- Task statement -
Find the lines of data that contain the string "subtitle", then list them.

============

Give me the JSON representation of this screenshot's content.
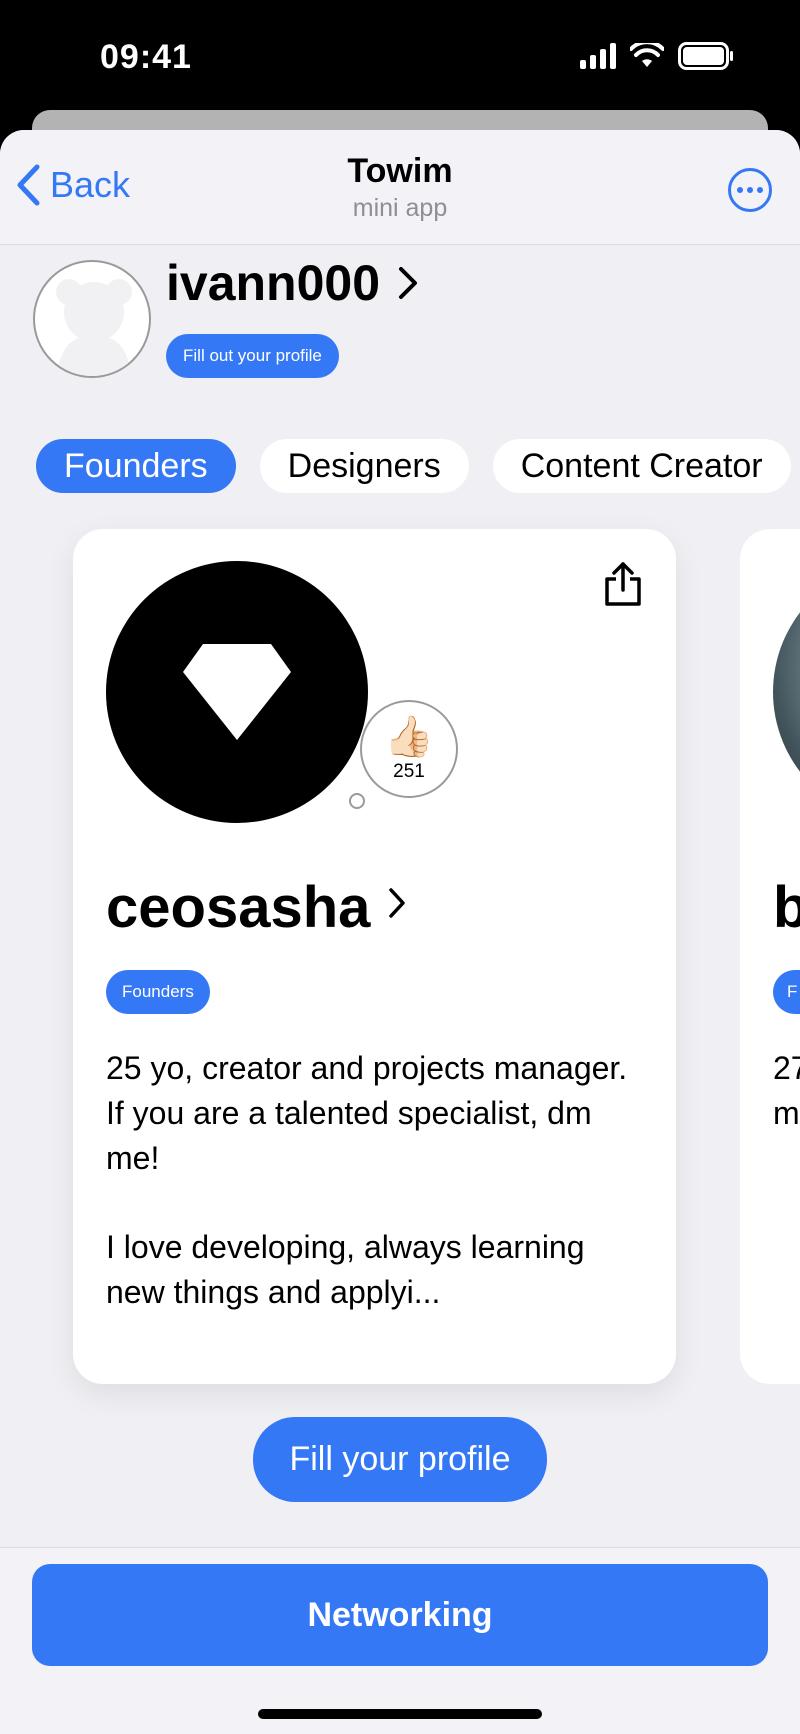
{
  "status_bar": {
    "time": "09:41"
  },
  "nav": {
    "back_label": "Back",
    "title": "Towim",
    "subtitle": "mini app",
    "more_icon": "ellipsis-circle-icon"
  },
  "user": {
    "username": "ivann000",
    "fill_chip": "Fill out your profile"
  },
  "tabs": [
    {
      "label": "Founders",
      "active": true
    },
    {
      "label": "Designers",
      "active": false
    },
    {
      "label": "Content Creator",
      "active": false
    }
  ],
  "card": {
    "name": "ceosasha",
    "tag": "Founders",
    "likes": "251",
    "like_emoji": "👍🏻",
    "bio": [
      "25 yo, creator and projects manager. If you are a talented specialist, dm me!",
      "I love developing, always learning new things and applyi..."
    ]
  },
  "next_card": {
    "name": "b",
    "tag": "F",
    "bio_lines": [
      "27",
      "m"
    ]
  },
  "fill_profile_button": "Fill your profile",
  "networking_button": "Networking",
  "colors": {
    "accent": "#3478f6",
    "background": "#efeff4",
    "card": "#ffffff"
  }
}
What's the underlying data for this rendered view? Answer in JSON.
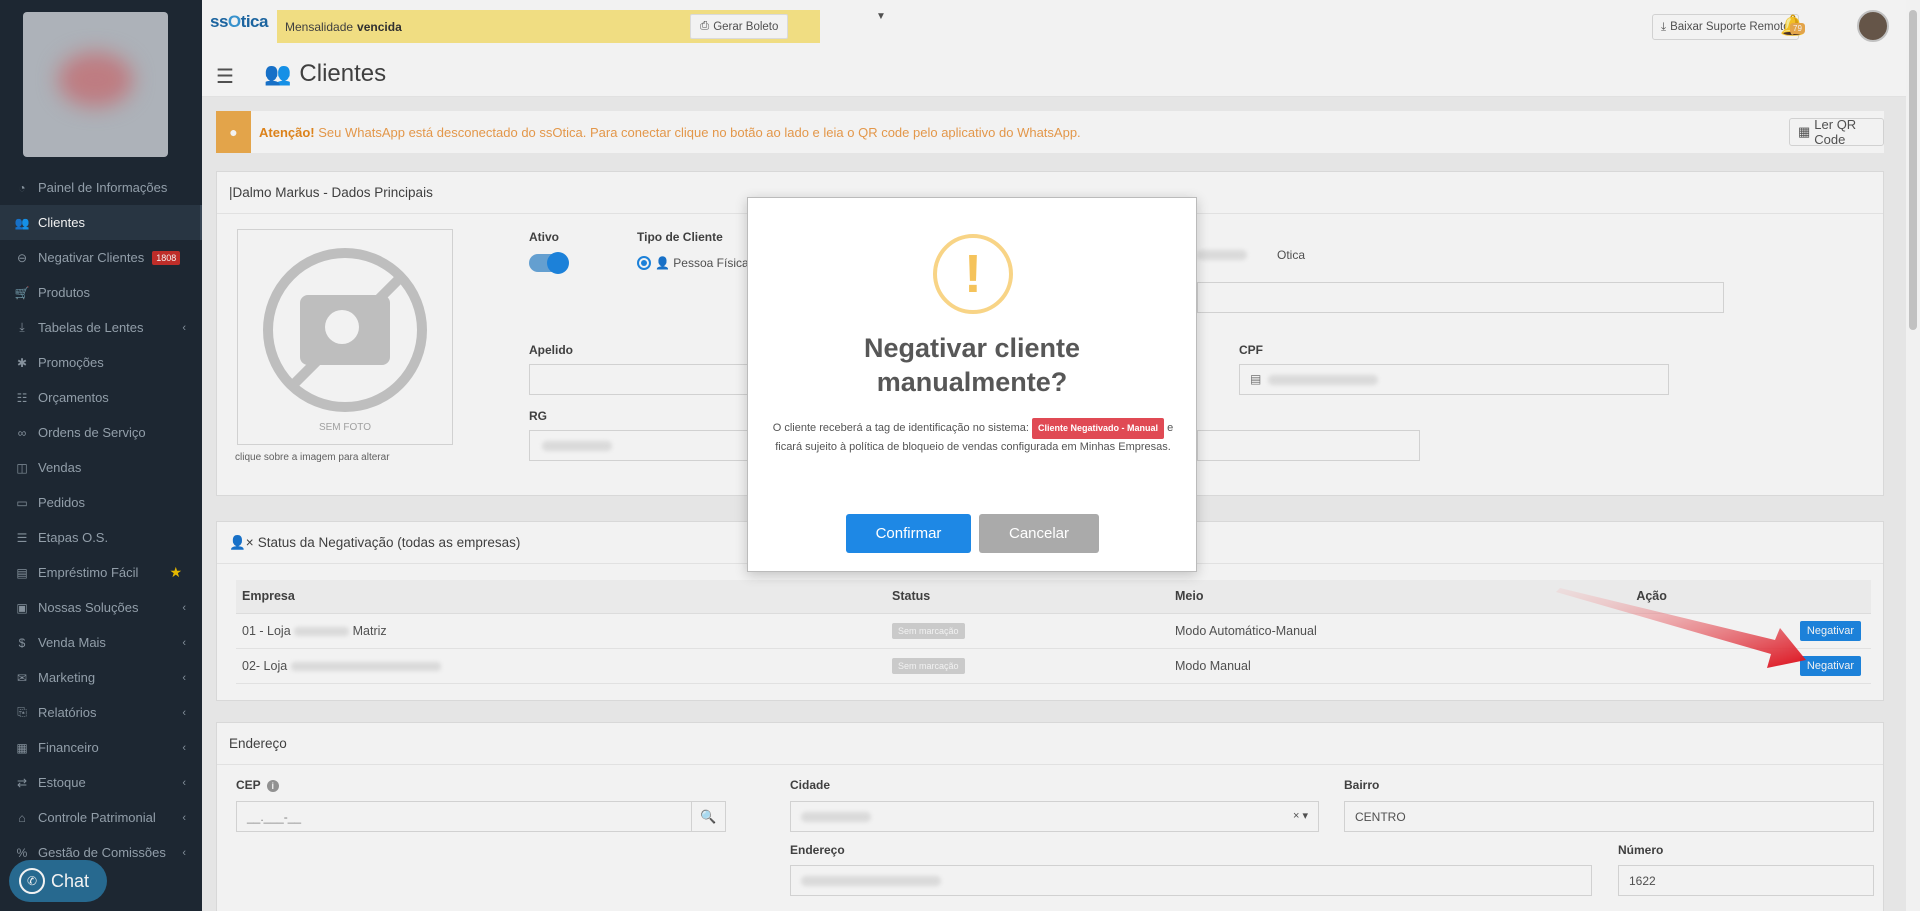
{
  "sidebar": {
    "items": [
      {
        "label": "Painel de Informações",
        "icon": "dashboard-icon",
        "glyph": "◔",
        "active": false
      },
      {
        "label": "Clientes",
        "icon": "users-icon",
        "glyph": "👥",
        "active": true
      },
      {
        "label": "Negativar Clientes",
        "icon": "user-minus-icon",
        "glyph": "⊖",
        "badge": "1808"
      },
      {
        "label": "Produtos",
        "icon": "cart-icon",
        "glyph": "🛒"
      },
      {
        "label": "Tabelas de Lentes",
        "icon": "download-icon",
        "glyph": "⤓",
        "submenu": true
      },
      {
        "label": "Promoções",
        "icon": "asterisk-icon",
        "glyph": "✱"
      },
      {
        "label": "Orçamentos",
        "icon": "clipboard-icon",
        "glyph": "☷"
      },
      {
        "label": "Ordens de Serviço",
        "icon": "glasses-icon",
        "glyph": "∞"
      },
      {
        "label": "Vendas",
        "icon": "basket-icon",
        "glyph": "◫"
      },
      {
        "label": "Pedidos",
        "icon": "inbox-icon",
        "glyph": "▭"
      },
      {
        "label": "Etapas O.S.",
        "icon": "list-icon",
        "glyph": "☰"
      },
      {
        "label": "Empréstimo Fácil",
        "icon": "money-icon",
        "glyph": "▤",
        "star": true
      },
      {
        "label": "Nossas Soluções",
        "icon": "box-icon",
        "glyph": "▣",
        "submenu": true
      },
      {
        "label": "Venda Mais",
        "icon": "dollar-icon",
        "glyph": "$",
        "submenu": true
      },
      {
        "label": "Marketing",
        "icon": "comments-icon",
        "glyph": "✉",
        "submenu": true
      },
      {
        "label": "Relatórios",
        "icon": "copy-icon",
        "glyph": "⎘",
        "submenu": true
      },
      {
        "label": "Financeiro",
        "icon": "cash-icon",
        "glyph": "▦",
        "submenu": true
      },
      {
        "label": "Estoque",
        "icon": "exchange-icon",
        "glyph": "⇄",
        "submenu": true
      },
      {
        "label": "Controle Patrimonial",
        "icon": "building-icon",
        "glyph": "⌂",
        "submenu": true
      },
      {
        "label": "Gestão de Comissões",
        "icon": "percent-icon",
        "glyph": "%",
        "submenu": true
      }
    ],
    "chat_label": "Chat"
  },
  "topbar": {
    "logo": {
      "a": "ss",
      "b": "O",
      "c": "tica"
    },
    "alert_prefix": "Mensalidade",
    "alert_bold": "vencida",
    "boleto_label": "Gerar Boleto",
    "suporte_label": "Baixar Suporte Remoto",
    "bell_count": "79"
  },
  "page": {
    "title": "Clientes"
  },
  "callout": {
    "bold": "Atenção!",
    "text": "Seu WhatsApp está desconectado do ssOtica. Para conectar clique no botão ao lado e leia o QR code pelo aplicativo do WhatsApp.",
    "qr_label": "Ler QR Code"
  },
  "dados": {
    "heading": "|Dalmo Markus - Dados Principais",
    "sem_foto": "SEM FOTO",
    "photo_hint": "clique sobre a imagem para alterar",
    "ativo_label": "Ativo",
    "tipo_label": "Tipo de Cliente",
    "tipo_value": "Pessoa Física",
    "otica": "Otica",
    "apelido_label": "Apelido",
    "cpf_label": "CPF",
    "rg_label": "RG"
  },
  "negativacao": {
    "heading": "Status da Negativação (todas as empresas)",
    "columns": [
      "Empresa",
      "Status",
      "Meio",
      "Ação"
    ],
    "rows": [
      {
        "empresa_a": "01 - Loja",
        "empresa_b": "Matriz",
        "status": "Sem marcação",
        "meio": "Modo Automático-Manual",
        "acao": "Negativar"
      },
      {
        "empresa_a": "02- Loja",
        "empresa_b": "",
        "status": "Sem marcação",
        "meio": "Modo Manual",
        "acao": "Negativar"
      }
    ]
  },
  "endereco": {
    "heading": "Endereço",
    "cep_label": "CEP",
    "cep_placeholder": "__.___-__",
    "cidade_label": "Cidade",
    "bairro_label": "Bairro",
    "bairro_value": "CENTRO",
    "endereco_label": "Endereço",
    "numero_label": "Número",
    "numero_value": "1622"
  },
  "modal": {
    "icon": "!",
    "title": "Negativar cliente manualmente?",
    "body_before": "O cliente receberá a tag de identificação no sistema:",
    "tag": "Cliente Negativado - Manual",
    "body_after": "e ficará sujeito à política de bloqueio de vendas configurada em Minhas Empresas.",
    "confirm": "Confirmar",
    "cancel": "Cancelar"
  }
}
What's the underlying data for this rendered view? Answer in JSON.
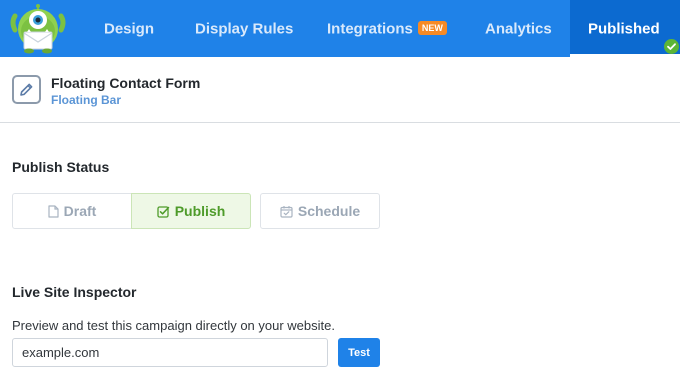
{
  "nav": {
    "design": "Design",
    "display_rules": "Display Rules",
    "integrations": "Integrations",
    "integrations_badge": "NEW",
    "analytics": "Analytics",
    "published": "Published"
  },
  "campaign": {
    "title": "Floating Contact Form",
    "subtitle": "Floating Bar"
  },
  "publish_status": {
    "heading": "Publish Status",
    "options": [
      {
        "label": "Draft",
        "icon": "file-icon",
        "selected": false
      },
      {
        "label": "Publish",
        "icon": "check-square-icon",
        "selected": true
      },
      {
        "label": "Schedule",
        "icon": "calendar-check-icon",
        "selected": false
      }
    ]
  },
  "inspector": {
    "heading": "Live Site Inspector",
    "description": "Preview and test this campaign directly on your website.",
    "url_value": "example.com",
    "test_label": "Test"
  },
  "colors": {
    "nav_bg": "#1f82e8",
    "nav_active_bg": "#0c6ad0",
    "badge_orange": "#f68a25",
    "publish_green": "#4e9b2a",
    "published_check_green": "#5cb536"
  }
}
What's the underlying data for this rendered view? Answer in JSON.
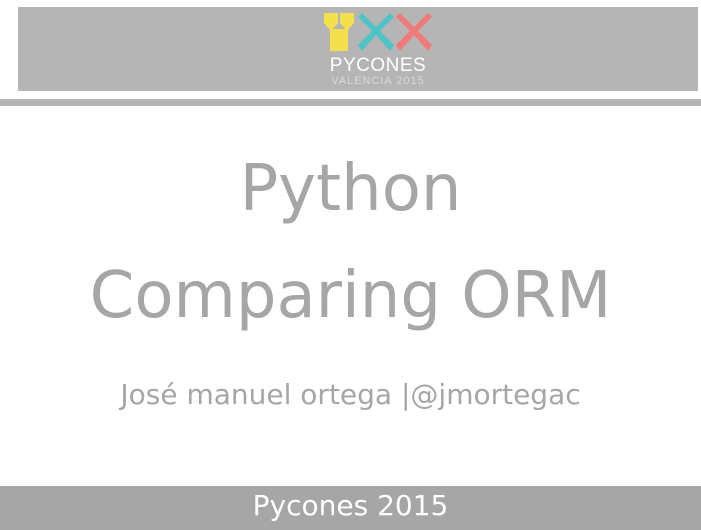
{
  "header": {
    "logo_text": "PYCONES",
    "logo_subtext": "VALENCIA 2015"
  },
  "slide": {
    "title_line1": "Python",
    "title_line2": "Comparing ORM",
    "author": "José manuel ortega |@jmortegac"
  },
  "footer": {
    "text": "Pycones 2015"
  },
  "colors": {
    "logo_yellow": "#f4e04d",
    "logo_teal": "#4fc3c7",
    "logo_coral": "#f07a7a",
    "band_gray": "#b5b5b5",
    "text_gray": "#a6a6a6"
  }
}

============

- Exercise response -
    "subtitle": "mini app",
    "subtitle": "Floating Bar"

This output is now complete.